#### Passage provided
The behaviour I?m talking about I?ve actually pinned down to CodeGenPrepare
not working too well with ISA?s that don?t have a good scaled load. I have a
patch to fix it that is going through performance testing now.

Your testcase seems specific to x86 ? for aarch64 we get the rather spiffy:

_Z3fooPii:                              // @_Z3fooPii

// BB#0:                                // %entry

                add        w8, w1, #1              // =1

                add        w9, w1, #2              // =2

                ldr           w8, [x0, w8, sxtw #2]

                ldr           w9, [x0, w9, sxtw #2]

                add        w8, w9, w8

                str           w8, [x0, w1, sxtw #2]

                ret

The sext can be matched as part of the addressing mode for AArch64 ? maybe
it?s something in codegenprepare for x86 going awry?

Cheers,

James

From: Sanjay Patel [mailto:spatel at rotateright.com] 
Sent: 26 June 2014 18:11
To: Manjunath DN
Cc: James Molloy; llvmdev at cs.uiuc.edu
Subject: Re: [LLVMdev] Contributing the Apple ARM64 compiler backend

>> We've also seen similar instances where multiple registers are used to
compute very similar
>> addresses (such as x+0 and x+4!) and this increases register pressure.

I don't have an ARM enabled build of the tools to test with, but I suspect
what I'm seeing here:
http://llvm.org/bugs/show_bug.cgi?id=20134

...would also be bad on AArch64.

On Wed, Jun 25, 2014 at 8:58 PM, Manjunath DN <manjunath.dn at gmail.com>
wrote:

HI James,

Thanks for your reply and hints on what can be done for the Aarch64 backend
optimization for llvm

We have SPEC license and v8 hardware. So I will start looking into it

warm regards

Manjunath

On Wed, Jun 25, 2014 at 8:42 PM, James Molloy <james.molloy at arm.com> wrote:

Hi Manjunath,

At the time of writing that status we had only done our initial analysis.

#### Provided data
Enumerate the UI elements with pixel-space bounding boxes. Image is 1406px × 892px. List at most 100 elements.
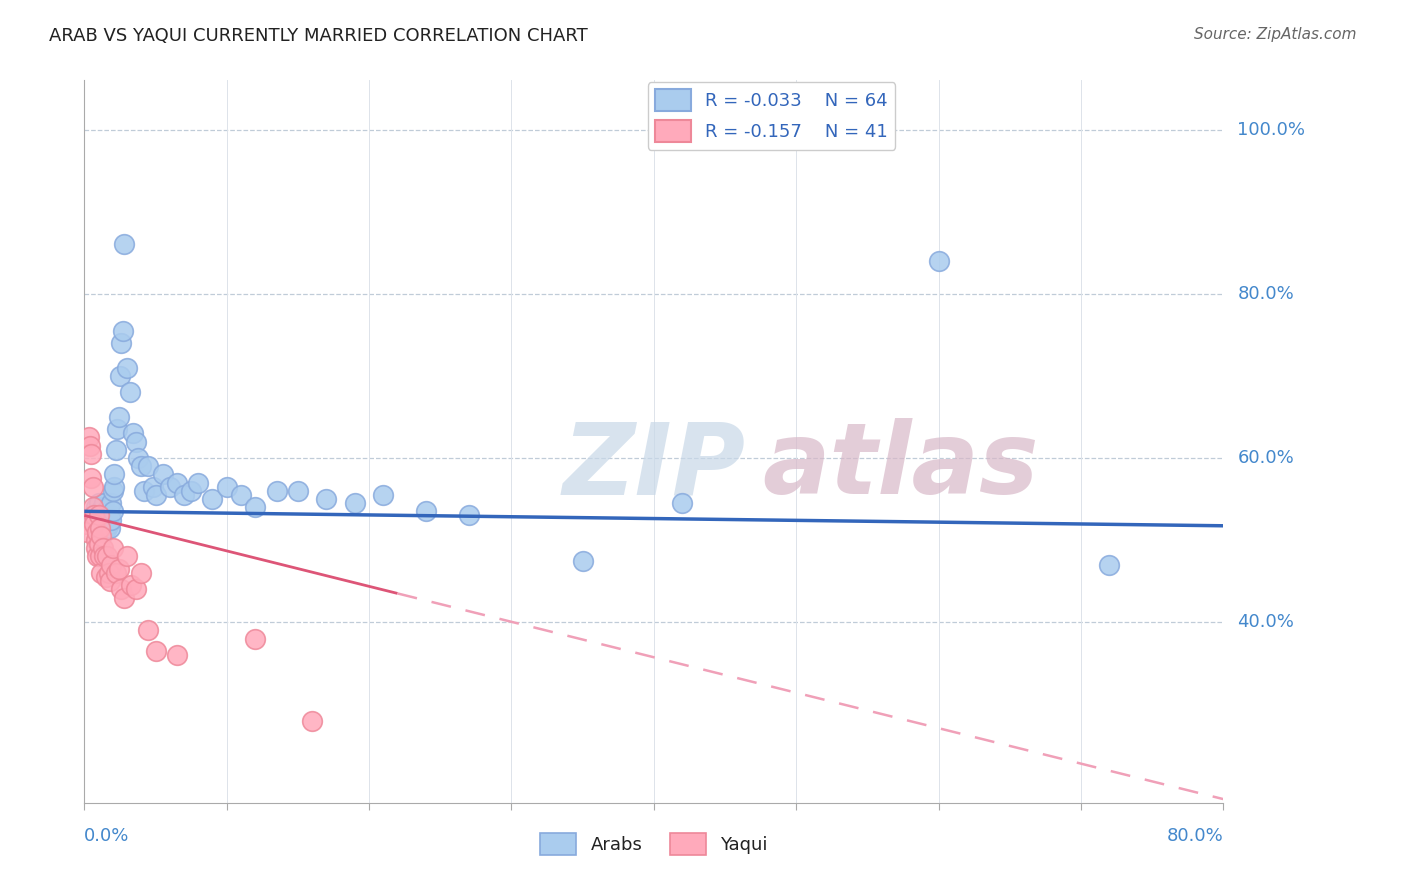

#### Short exercise
Write the next part of the mailing-list thread about optimizing the AArch64 compiler backend, starting right after its final sentence. The lines that come after the thread are separate material and have nothing to do with it.

#### Response
This was done without real hardware and attempted to identify poor code
sequences but we were unable to quantify how much effect this would actually
have.

Since then we've done more analysis using Cortex-A57 and Cortex-A53 on an
internal development platform.

For SPEC, we are between 10% and 0% behind GCC on 9 benchmarks, and 25%
ahead on one benchmark. Most benchmarks are less than 5% behind GCC.

Because of the licencing of SPEC, I have to be quite restricted in what I
say and I can't give any numbers - sorry about that.

We are focussing on Cortex-A57, and the things we've identified so far are:
  * The CSEL instruction behaves worse than the equivalent branch structure
in at least one benchmark. In an out of order core, select-like instructions
are going to be slower than their branched equivalent if the branch is
predictable due to CSEL having two dependencies.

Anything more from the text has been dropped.